» WHAT YOU ARE ASKED TO DO
In the entries below, find every line holding the string "work" and collect it.

[Extracted records]
▽

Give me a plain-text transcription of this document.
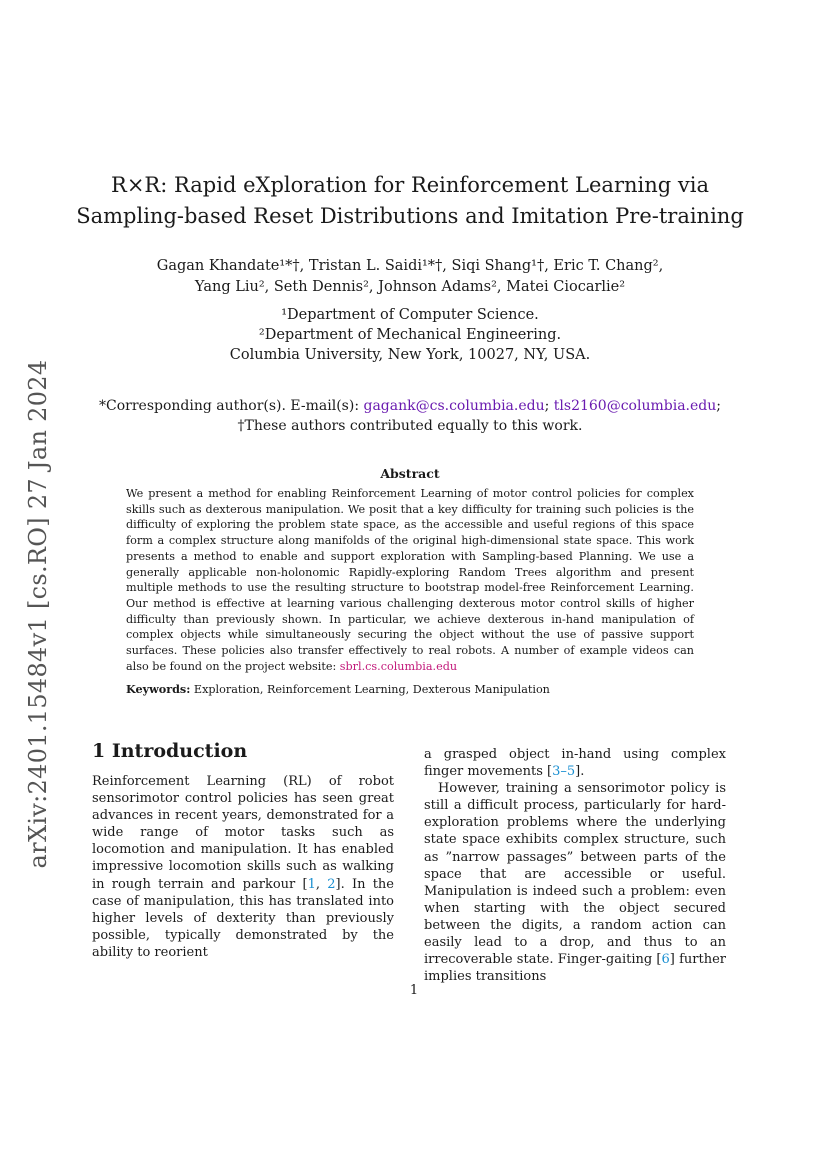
arXiv:2401.15484v1 [cs.RO] 27 Jan 2024
R×R: Rapid eXploration for Reinforcement Learning via
Sampling-based Reset Distributions and Imitation Pre-training
Gagan Khandate¹*†, Tristan L. Saidi¹*†, Siqi Shang¹†, Eric T. Chang²,
Yang Liu², Seth Dennis², Johnson Adams², Matei Ciocarlie²
¹Department of Computer Science.
²Department of Mechanical Engineering.
Columbia University, New York, 10027, NY, USA.
*Corresponding author(s). E-mail(s): gagank@cs.columbia.edu; tls2160@columbia.edu;
†These authors contributed equally to this work.
Abstract
We present a method for enabling Reinforcement Learning of motor control policies for complex skills such as dexterous manipulation. We posit that a key difficulty for training such policies is the difficulty of exploring the problem state space, as the accessible and useful regions of this space form a complex structure along manifolds of the original high-dimensional state space. This work presents a method to enable and support exploration with Sampling-based Planning. We use a generally applicable non-holonomic Rapidly-exploring Random Trees algorithm and present multiple methods to use the resulting structure to bootstrap model-free Reinforcement Learning. Our method is effective at learning various challenging dexterous motor control skills of higher difficulty than previously shown. In particular, we achieve dexterous in-hand manipulation of complex objects while simultaneously securing the object without the use of passive support surfaces. These policies also transfer effectively to real robots. A number of example videos can also be found on the project website: sbrl.cs.columbia.edu
Keywords: Exploration, Reinforcement Learning, Dexterous Manipulation
1 Introduction
Reinforcement Learning (RL) of robot sensorimotor control policies has seen great advances in recent years, demonstrated for a wide range of motor tasks such as locomotion and manipulation. It has enabled impressive locomotion skills such as walking in rough terrain and parkour [1, 2]. In the case of manipulation, this has translated into higher levels of dexterity than previously possible, typically demonstrated by the ability to reorient
a grasped object in-hand using complex finger movements [3–5].
However, training a sensorimotor policy is still a difficult process, particularly for hard-exploration problems where the underlying state space exhibits complex structure, such as ”narrow passages” between parts of the space that are accessible or useful. Manipulation is indeed such a problem: even when starting with the object secured between the digits, a random action can easily lead to a drop, and thus to an irrecoverable state. Finger-gaiting [6] further implies transitions
1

△

» ANSWER BELOW
†These authors contributed equally to this work.
We present a method for enabling Reinforcement Learning of motor control policies for complex skills such as dexterous manipulation. We posit that a key difficulty for training such policies is the difficulty of exploring the problem state space, as the accessible and useful regions of this space form a complex structure along manifolds of the original high-dimensional state space. This work presents a method to enable and support exploration with Sampling-based Planning. We use a generally applicable non-holonomic Rapidly-exploring Random Trees algorithm and present multiple methods to use the resulting structure to bootstrap model-free Reinforcement Learning. Our method is effective at learning various challenging dexterous motor control skills of higher difficulty than previously shown. In particular, we achieve dexterous in-hand manipulation of complex objects while simultaneously securing the object without the use of passive support surfaces. These policies also transfer effectively to real robots. A number of example videos can also be found on the project website: sbrl.cs.columbia.edu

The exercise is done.